Data:

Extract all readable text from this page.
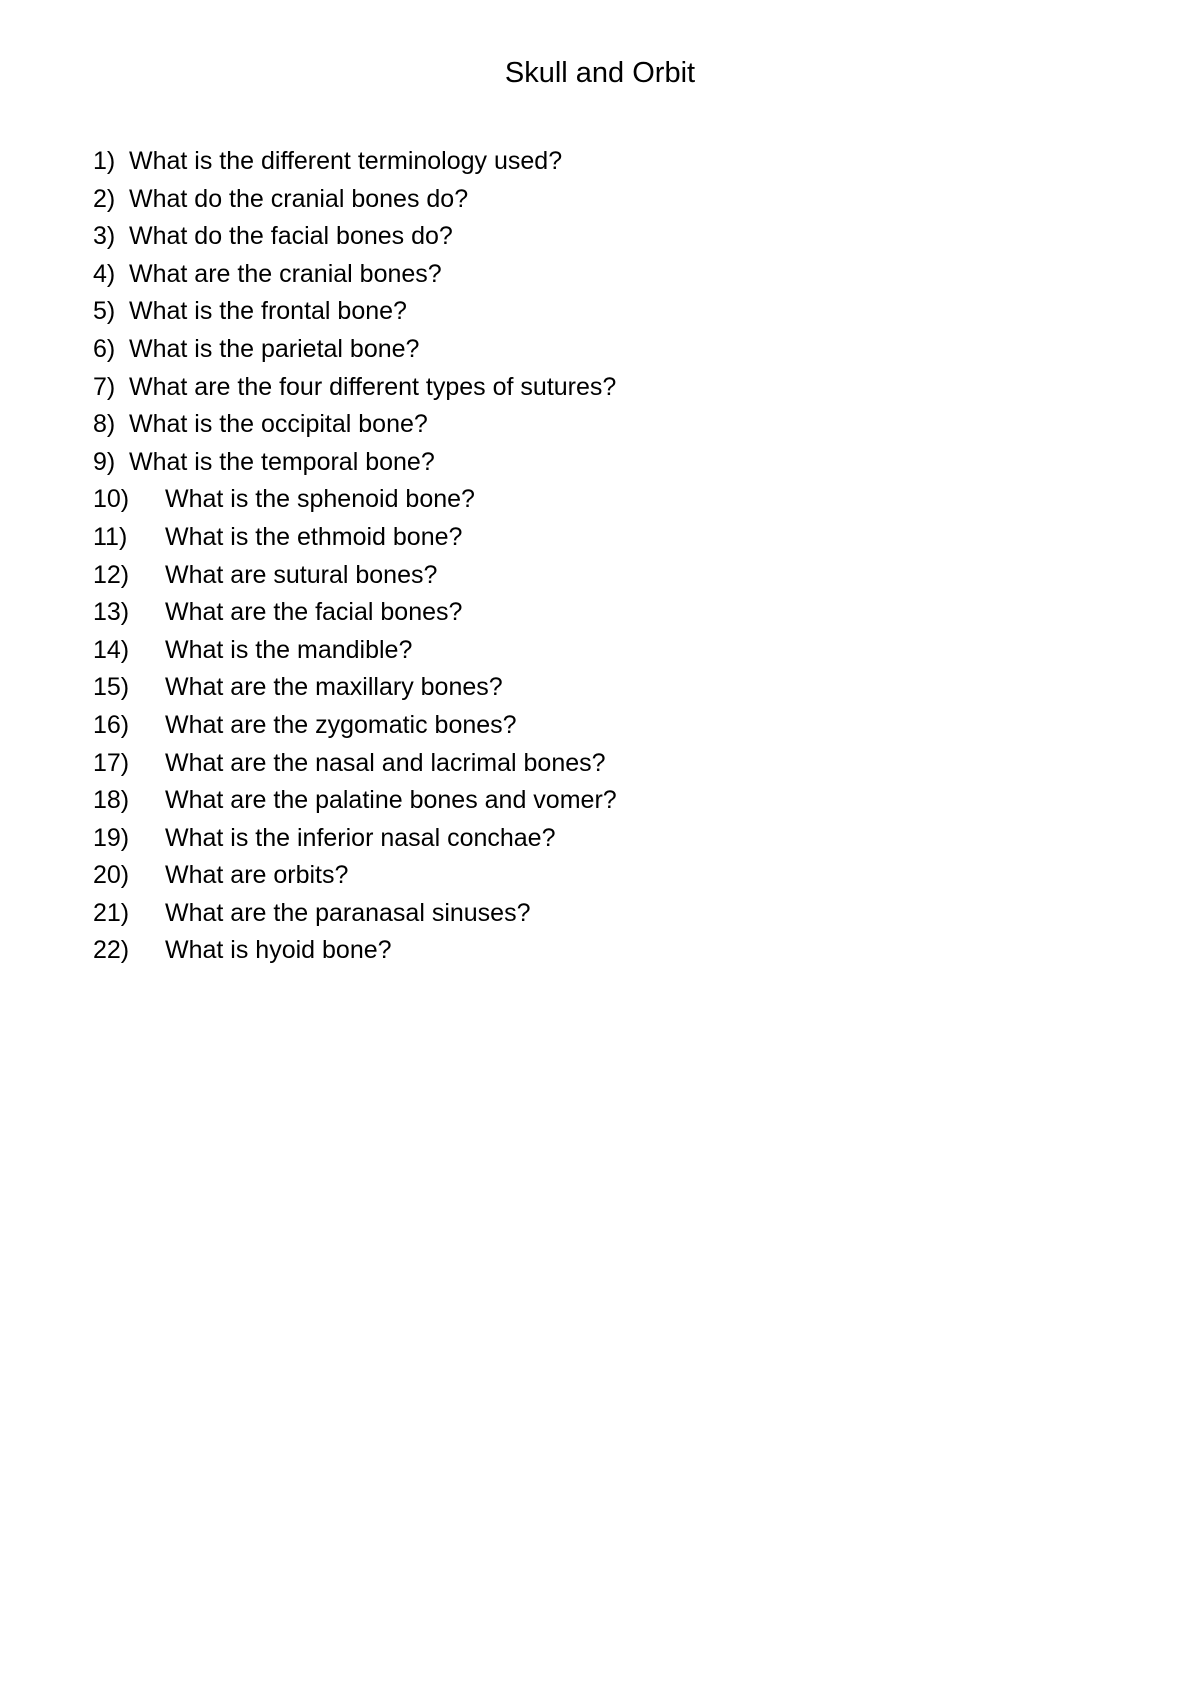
Skull and Orbit
1) What is the different terminology used?
2) What do the cranial bones do?
3) What do the facial bones do?
4) What are the cranial bones?
5) What is the frontal bone?
6) What is the parietal bone?
7) What are the four different types of sutures?
8) What is the occipital bone?
9) What is the temporal bone?
10)	What is the sphenoid bone?
11)	What is the ethmoid bone?
12)	What are sutural bones?
13)	What are the facial bones?
14)	What is the mandible?
15)	What are the maxillary bones?
16)	What are the zygomatic bones?
17)	What are the nasal and lacrimal bones?
18)	What are the palatine bones and vomer?
19)	What is the inferior nasal conchae?
20)	What are orbits?
21)	What are the paranasal sinuses?
22)	What is hyoid bone?
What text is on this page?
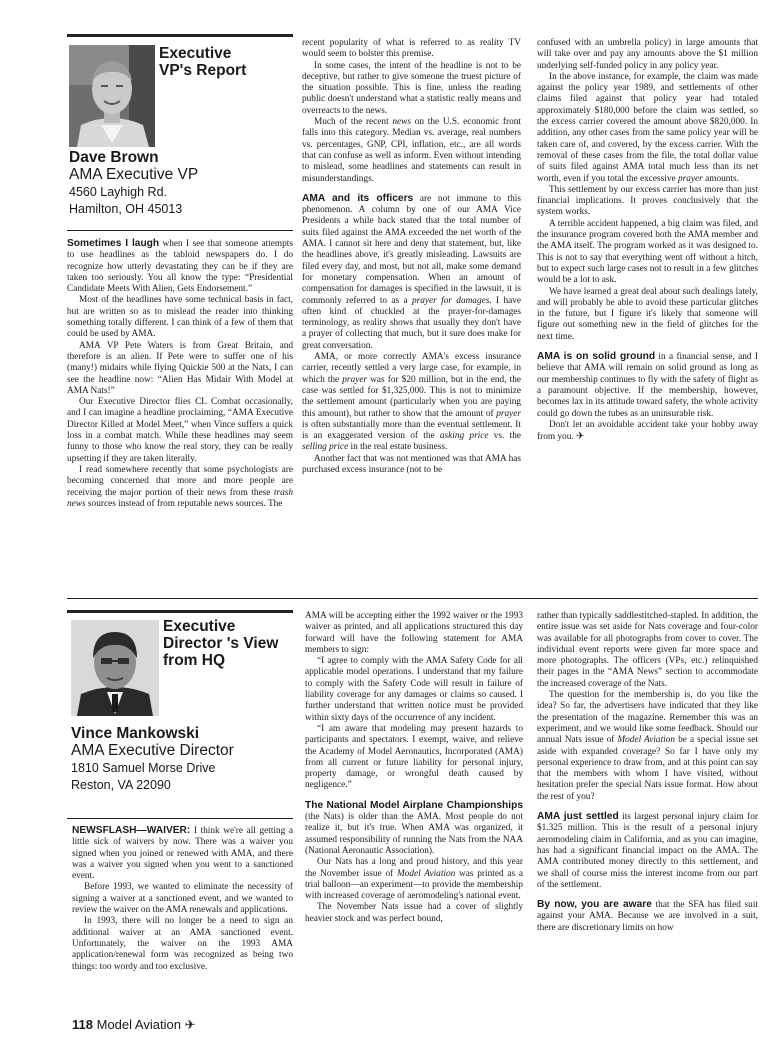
Executive
VP's Report
Dave Brown
AMA Executive VP
4560 Layhigh Rd.
Hamilton, OH 45013

Sometimes I laugh when I see that someone attempts to use headlines as the tabloid newspapers do. I do recognize how utterly devastating they can be if they are taken too seriously. You all know the type: “Presidential Candidate Meets With Alien, Gets Endorsement.”

Most of the headlines have some technical basis in fact, but are written so as to mislead the reader into thinking something totally different. I can think of a few of them that could be used by AMA.

AMA VP Pete Waters is from Great Britain, and therefore is an alien. If Pete were to suffer one of his (many!) midairs while flying Quickie 500 at the Nats, I can see the headline now: “Alien Has Midair With Model at AMA Nats!”

Our Executive Director flies CL Combat occasionally, and I can imagine a headline proclaiming, “AMA Executive Director Killed at Model Meet,” when Vince suffers a quick loss in a combat match. While these headlines may seem funny to those who know the real story, they can be really upsetting if they are taken literally.

I read somewhere recently that some psychologists are becoming concerned that more and more people are receiving the major portion of their news from these trash news sources instead of from reputable news sources. The

recent popularity of what is referred to as reality TV would seem to bolster this premise.

In some cases, the intent of the headline is not to be deceptive, but rather to give someone the truest picture of the situation possible. This is fine, unless the reading public doesn't understand what a statistic really means and overreacts to the news.

Much of the recent news on the U.S. economic front falls into this category. Median vs. average, real numbers vs. percentages, GNP, CPI, inflation, etc., are all words that can confuse as well as inform. Even without intending to mislead, some headlines and statements can result in misunderstandings.

AMA and its officers are not immune to this phenomenon. A column by one of our AMA Vice Presidents a while back stated that the total number of suits filed against the AMA exceeded the net worth of the AMA. I cannot sit here and deny that statement, but, like the headlines above, it's greatly misleading. Lawsuits are filed every day, and most, but not all, make some demand for monetary compensation. When an amount of compensation for damages is specified in the lawsuit, it is commonly referred to as a prayer for damages. I have often kind of chuckled at the prayer-for-damages terminology, as reality shows that usually they don't have a prayer of collecting that much, but it sure does make for great conversation.

AMA, or more correctly AMA's excess insurance carrier, recently settled a very large case, for example, in which the prayer was for $20 million, but in the end, the case was settled for $1,325,000. This is not to minimize the settlement amount (particularly when you are paying this amount), but rather to show that the amount of prayer is often substantially more than the eventual settlement. It is an exaggerated version of the asking price vs. the selling price in the real estate business.

Another fact that was not mentioned was that AMA has purchased excess insurance (not to be

confused with an umbrella policy) in large amounts that will take over and pay any amounts above the $1 million underlying self-funded policy in any policy year.

In the above instance, for example, the claim was made against the policy year 1989, and settlements of other claims filed against that policy year had totaled approximately $180,000 before the claim was settled, so the excess carrier covered the amount above $820,000. In addition, any other cases from the same policy year will be taken care of, and covered, by the excess carrier. With the removal of these cases from the file, the total dollar value of suits filed against AMA total much less than its net worth, even if you total the excessive prayer amounts.

This settlement by our excess carrier has more than just financial implications. It proves conclusively that the system works.

A terrible accident happened, a big claim was filed, and the insurance program covered both the AMA member and the AMA itself. The program worked as it was designed to. This is not to say that everything went off without a hitch, but to expect such large cases not to result in a few glitches would be a lot to ask.

We have learned a great deal about such dealings lately, and will probably be able to avoid these particular glitches in the future, but I figure it's likely that someone will figure out something new in the field of glitches for the next time.

AMA is on solid ground in a financial sense, and I believe that AMA will remain on solid ground as long as our membership continues to fly with the safety of flight as a paramount objective. If the membership, however, becomes lax in its attitude toward safety, the whole activity could go down the tubes as an uninsurable risk.

Don't let an avoidable accident take your hobby away from you. ✈

Executive
Director 's View
from HQ
Vince Mankowski
AMA Executive Director
1810 Samuel Morse Drive
Reston, VA 22090

NEWSFLASH—WAIVER: I think we're all getting a little sick of waivers by now. There was a waiver you signed when you joined or renewed with AMA, and there was a waiver you signed when you went to a sanctioned event.

Before 1993, we wanted to eliminate the necessity of signing a waiver at a sanctioned event, and we wanted to review the waiver on the AMA renewals and applications.

In 1993, there will no longer be a need to sign an additional waiver at an AMA sanctioned event. Unfortunately, the waiver on the 1993 AMA application/renewal form was recognized as being two things: too wordy and too exclusive.

AMA will be accepting either the 1992 waiver or the 1993 waiver as printed, and all applications structured this day forward will have the following statement for AMA members to sign:

“I agree to comply with the AMA Safety Code for all applicable model operations. I understand that my failure to comply with the Safety Code will result in failure of liability coverage for any damages or claims so caused. I further understand that written notice must be provided within sixty days of the occurrence of any incident.

“I am aware that modeling may present hazards to participants and spectators. I exempt, waive, and relieve the Academy of Model Aeronautics, Incorporated (AMA) from all current or future liability for personal injury, property damage, or wrongful death caused by negligence.”

The National Model Airplane Championships (the Nats) is older than the AMA. Most people do not realize it, but it's true. When AMA was organized, it assumed responsibility of running the Nats from the NAA (National Aeronautic Association).

Our Nats has a long and proud history, and this year the November issue of Model Aviation was printed as a trial balloon—an experiment—to provide the membership with increased coverage of aeromodeling's national event.

The November Nats issue had a cover of slightly heavier stock and was perfect bound,

rather than typically saddlestitched-stapled. In addition, the entire issue was set aside for Nats coverage and four-color was available for all photographs from cover to cover. The individual event reports were given far more space and more photographs. The officers (VPs, etc.) relinquished their pages in the “AMA News” section to accommodate the increased coverage of the Nats.

The question for the membership is, do you like the idea? So far, the advertisers have indicated that they like the presentation of the magazine. Remember this was an experiment, and we would like some feedback. Should our annual Nats issue of Model Aviation be a special issue set aside with expanded coverage? So far I have only my personal experience to draw from, and at this point can say that the members with whom I have visited, without hesitation prefer the special Nats issue format. How about the rest of you?

AMA just settled its largest personal injury claim for $1.325 million. This is the result of a personal injury aeromodeling claim in California, and as you can imagine, has had a significant financial impact on the AMA. The AMA contributed money directly to this settlement, and we shall of course miss the interest income from our part of the settlement.

By now, you are aware that the SFA has filed suit against your AMA. Because we are involved in a suit, there are discretionary limits on how

118 Model Aviation ✈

What to work on: Reproduce the entries above word for word. Pictures stay out.

Answer to this problem:
Extract all readable text from this page.
Skull and Orbit
1) What is the different terminology used?
2) What do the cranial bones do?
3) What do the facial bones do?
4) What are the cranial bones?
5) What is the frontal bone?
6) What is the parietal bone?
7) What are the four different types of sutures?
8) What is the occipital bone?
9) What is the temporal bone?
10)	What is the sphenoid bone?
11)	What is the ethmoid bone?
12)	What are sutural bones?
13)	What are the facial bones?
14)	What is the mandible?
15)	What are the maxillary bones?
16)	What are the zygomatic bones?
17)	What are the nasal and lacrimal bones?
18)	What are the palatine bones and vomer?
19)	What is the inferior nasal conchae?
20)	What are orbits?
21)	What are the paranasal sinuses?
22)	What is hyoid bone?
What text is on this page?
Executive
VP's Report
Dave Brown
AMA Executive VP
4560 Layhigh Rd.
Hamilton, OH 45013

Sometimes I laugh when I see that someone attempts to use headlines as the tabloid newspapers do. I do recognize how utterly devastating they can be if they are taken too seriously. You all know the type: “Presidential Candidate Meets With Alien, Gets Endorsement.”

Most of the headlines have some technical basis in fact, but are written so as to mislead the reader into thinking something totally different. I can think of a few of them that could be used by AMA.

AMA VP Pete Waters is from Great Britain, and therefore is an alien. If Pete were to suffer one of his (many!) midairs while flying Quickie 500 at the Nats, I can see the headline now: “Alien Has Midair With Model at AMA Nats!”

Our Executive Director flies CL Combat occasionally, and I can imagine a headline proclaiming, “AMA Executive Director Killed at Model Meet,” when Vince suffers a quick loss in a combat match. While these headlines may seem funny to those who know the real story, they can be really upsetting if they are taken literally.

I read somewhere recently that some psychologists are becoming concerned that more and more people are receiving the major portion of their news from these trash news sources instead of from reputable news sources. The

recent popularity of what is referred to as reality TV would seem to bolster this premise.

In some cases, the intent of the headline is not to be deceptive, but rather to give someone the truest picture of the situation possible. This is fine, unless the reading public doesn't understand what a statistic really means and overreacts to the news.

Much of the recent news on the U.S. economic front falls into this category. Median vs. average, real numbers vs. percentages, GNP, CPI, inflation, etc., are all words that can confuse as well as inform. Even without intending to mislead, some headlines and statements can result in misunderstandings.

AMA and its officers are not immune to this phenomenon. A column by one of our AMA Vice Presidents a while back stated that the total number of suits filed against the AMA exceeded the net worth of the AMA. I cannot sit here and deny that statement, but, like the headlines above, it's greatly misleading. Lawsuits are filed every day, and most, but not all, make some demand for monetary compensation. When an amount of compensation for damages is specified in the lawsuit, it is commonly referred to as a prayer for damages. I have often kind of chuckled at the prayer-for-damages terminology, as reality shows that usually they don't have a prayer of collecting that much, but it sure does make for great conversation.

AMA, or more correctly AMA's excess insurance carrier, recently settled a very large case, for example, in which the prayer was for $20 million, but in the end, the case was settled for $1,325,000. This is not to minimize the settlement amount (particularly when you are paying this amount), but rather to show that the amount of prayer is often substantially more than the eventual settlement. It is an exaggerated version of the asking price vs. the selling price in the real estate business.

Another fact that was not mentioned was that AMA has purchased excess insurance (not to be

confused with an umbrella policy) in large amounts that will take over and pay any amounts above the $1 million underlying self-funded policy in any policy year.

In the above instance, for example, the claim was made against the policy year 1989, and settlements of other claims filed against that policy year had totaled approximately $180,000 before the claim was settled, so the excess carrier covered the amount above $820,000. In addition, any other cases from the same policy year will be taken care of, and covered, by the excess carrier. With the removal of these cases from the file, the total dollar value of suits filed against AMA total much less than its net worth, even if you total the excessive prayer amounts.

This settlement by our excess carrier has more than just financial implications. It proves conclusively that the system works.

A terrible accident happened, a big claim was filed, and the insurance program covered both the AMA member and the AMA itself. The program worked as it was designed to. This is not to say that everything went off without a hitch, but to expect such large cases not to result in a few glitches would be a lot to ask.

We have learned a great deal about such dealings lately, and will probably be able to avoid these particular glitches in the future, but I figure it's likely that someone will figure out something new in the field of glitches for the next time.

AMA is on solid ground in a financial sense, and I believe that AMA will remain on solid ground as long as our membership continues to fly with the safety of flight as a paramount objective. If the membership, however, becomes lax in its attitude toward safety, the whole activity could go down the tubes as an uninsurable risk.

Don't let an avoidable accident take your hobby away from you. ✈

Executive
Director 's View
from HQ
Vince Mankowski
AMA Executive Director
1810 Samuel Morse Drive
Reston, VA 22090

NEWSFLASH—WAIVER: I think we're all getting a little sick of waivers by now. There was a waiver you signed when you joined or renewed with AMA, and there was a waiver you signed when you went to a sanctioned event.

Before 1993, we wanted to eliminate the necessity of signing a waiver at a sanctioned event, and we wanted to review the waiver on the AMA renewals and applications.

In 1993, there will no longer be a need to sign an additional waiver at an AMA sanctioned event. Unfortunately, the waiver on the 1993 AMA application/renewal form was recognized as being two things: too wordy and too exclusive.

AMA will be accepting either the 1992 waiver or the 1993 waiver as printed, and all applications structured this day forward will have the following statement for AMA members to sign:

“I agree to comply with the AMA Safety Code for all applicable model operations. I understand that my failure to comply with the Safety Code will result in failure of liability coverage for any damages or claims so caused. I further understand that written notice must be provided within sixty days of the occurrence of any incident.

“I am aware that modeling may present hazards to participants and spectators. I exempt, waive, and relieve the Academy of Model Aeronautics, Incorporated (AMA) from all current or future liability for personal injury, property damage, or wrongful death caused by negligence.”

The National Model Airplane Championships (the Nats) is older than the AMA. Most people do not realize it, but it's true. When AMA was organized, it assumed responsibility of running the Nats from the NAA (National Aeronautic Association).

Our Nats has a long and proud history, and this year the November issue of Model Aviation was printed as a trial balloon—an experiment—to provide the membership with increased coverage of aeromodeling's national event.

The November Nats issue had a cover of slightly heavier stock and was perfect bound,

rather than typically saddlestitched-stapled. In addition, the entire issue was set aside for Nats coverage and four-color was available for all photographs from cover to cover. The individual event reports were given far more space and more photographs. The officers (VPs, etc.) relinquished their pages in the “AMA News” section to accommodate the increased coverage of the Nats.

The question for the membership is, do you like the idea? So far, the advertisers have indicated that they like the presentation of the magazine. Remember this was an experiment, and we would like some feedback. Should our annual Nats issue of Model Aviation be a special issue set aside with expanded coverage? So far I have only my personal experience to draw from, and at this point can say that the members with whom I have visited, without hesitation prefer the special Nats issue format. How about the rest of you?

AMA just settled its largest personal injury claim for $1.325 million. This is the result of a personal injury aeromodeling claim in California, and as you can imagine, has had a significant financial impact on the AMA. The AMA contributed money directly to this settlement, and we shall of course miss the interest income from our part of the settlement.

By now, you are aware that the SFA has filed suit against your AMA. Because we are involved in a suit, there are discretionary limits on how

118 Model Aviation ✈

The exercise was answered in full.